▶ **Directions for this task**:
Return the entries verbatim and drop every picture.

------------

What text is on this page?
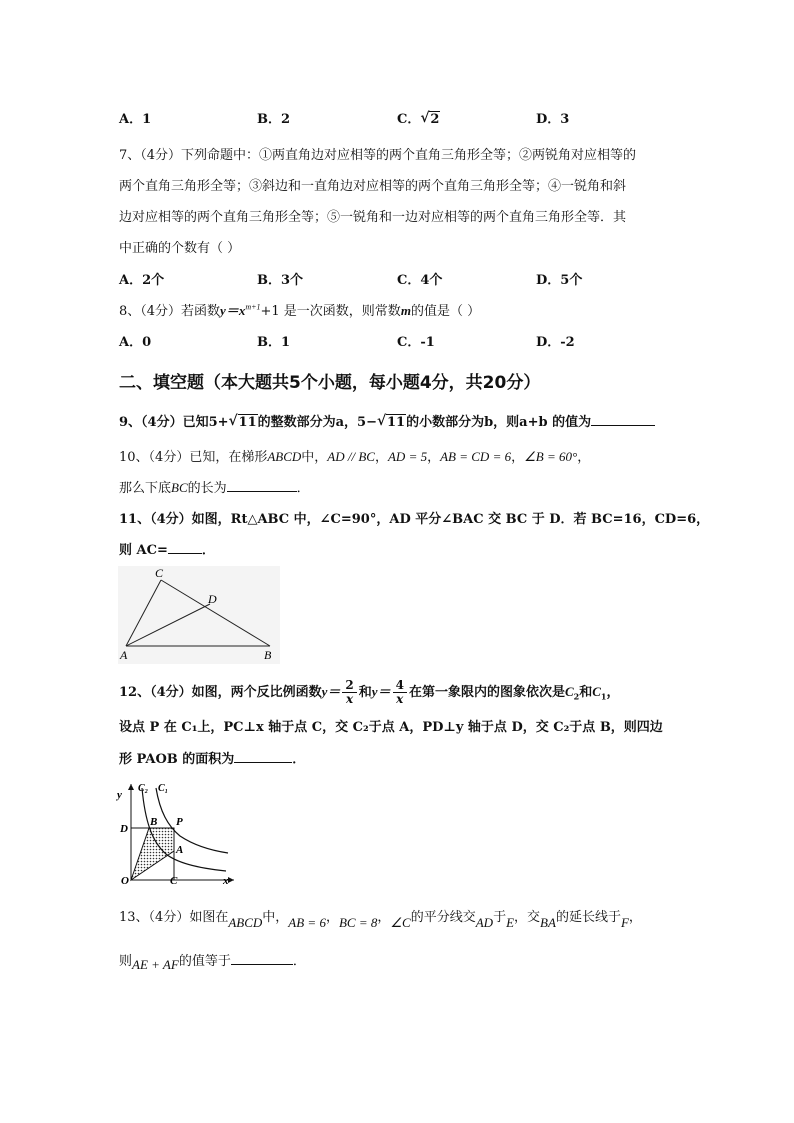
A．1	B．2	C． √ 2	D．3
7、（4分）下列命题中：①两直角边对应相等的两个直角三角形全等；②两锐角对应相等的
两个直角三角形全等；③斜边和一直角边对应相等的两个直角三角形全等；④一锐角和斜
边对应相等的两个直角三角形全等；⑤一锐角和一边对应相等的两个直角三角形全等．其
中正确的个数有（ ）
A．2个	B．3个	C．4个	D．5个
8、（4分）若函数$y=x^{m+1}+1$ 是一次函数，则常数m的值是（ ）
A．0	B．1	C．-1	D．-2
二、填空题（本大题共5个小题，每小题4分，共20分）
9、（4分）已知5+ √ 11的整数部分为a，5− √ 11的小数部分为b，则a+b 的值为
10、（4分）已知，在梯形ABCD中，AD // BC，AD = 5，AB = CD = 6，∠B = 60°，
那么下底BC的长为	．
11、（4分）如图，Rt△ABC 中，∠C=90°，AD 平分∠BAC 交 BC 于 D．若 BC=16，CD=6，
则 AC=	．
C
D
A	B
12、（4分）如图，两个反比例函数$y= \frac{2}{x}$ 和$y= \frac{4}{x}$ 在第一象限内的图象依次是$C_2$和$C_1$，
设点 P 在 C₁上，PC⊥x 轴于点 C，交 C₂于点 A，PD⊥y 轴于点 D，交 C₂于点 B，则四边
形 PAOB 的面积为	．
y
C₂ C₁
D
B P
A
O	C	x
13、（4分）如图在ABCD中，AB = 6，BC = 8，∠C的平分线交AD于E，交BA的延长线于F，
则AE + AF的值等于	．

------------

▶ **Exercise result**:
What text is on this page?
A．1	B．2	C． √ 2	D．3
7、（4分）下列命题中：①两直角边对应相等的两个直角三角形全等；②两锐角对应相等的
两个直角三角形全等；③斜边和一直角边对应相等的两个直角三角形全等；④一锐角和斜
边对应相等的两个直角三角形全等；⑤一锐角和一边对应相等的两个直角三角形全等．其
中正确的个数有（ ）
A．2个	B．3个	C．4个	D．5个
8、（4分）若函数$y=x^{m+1}+1$ 是一次函数，则常数m的值是（ ）
A．0	B．1	C．-1	D．-2
二、填空题（本大题共5个小题，每小题4分，共20分）
9、（4分）已知5+ √ 11的整数部分为a，5− √ 11的小数部分为b，则a+b 的值为
10、（4分）已知，在梯形ABCD中，AD // BC，AD = 5，AB = CD = 6，∠B = 60°，
那么下底BC的长为	．
11、（4分）如图，Rt△ABC 中，∠C=90°，AD 平分∠BAC 交 BC 于 D．若 BC=16，CD=6，
则 AC=	．
C
D
A	B
12、（4分）如图，两个反比例函数$y= \frac{2}{x}$ 和$y= \frac{4}{x}$ 在第一象限内的图象依次是$C_2$和$C_1$，
设点 P 在 C₁上，PC⊥x 轴于点 C，交 C₂于点 A，PD⊥y 轴于点 D，交 C₂于点 B，则四边
形 PAOB 的面积为	．
y
C₂ C₁
D
B P
A
O	C	x
13、（4分）如图在ABCD中，AB = 6，BC = 8，∠C的平分线交AD于E，交BA的延长线于F，
则AE + AF的值等于	．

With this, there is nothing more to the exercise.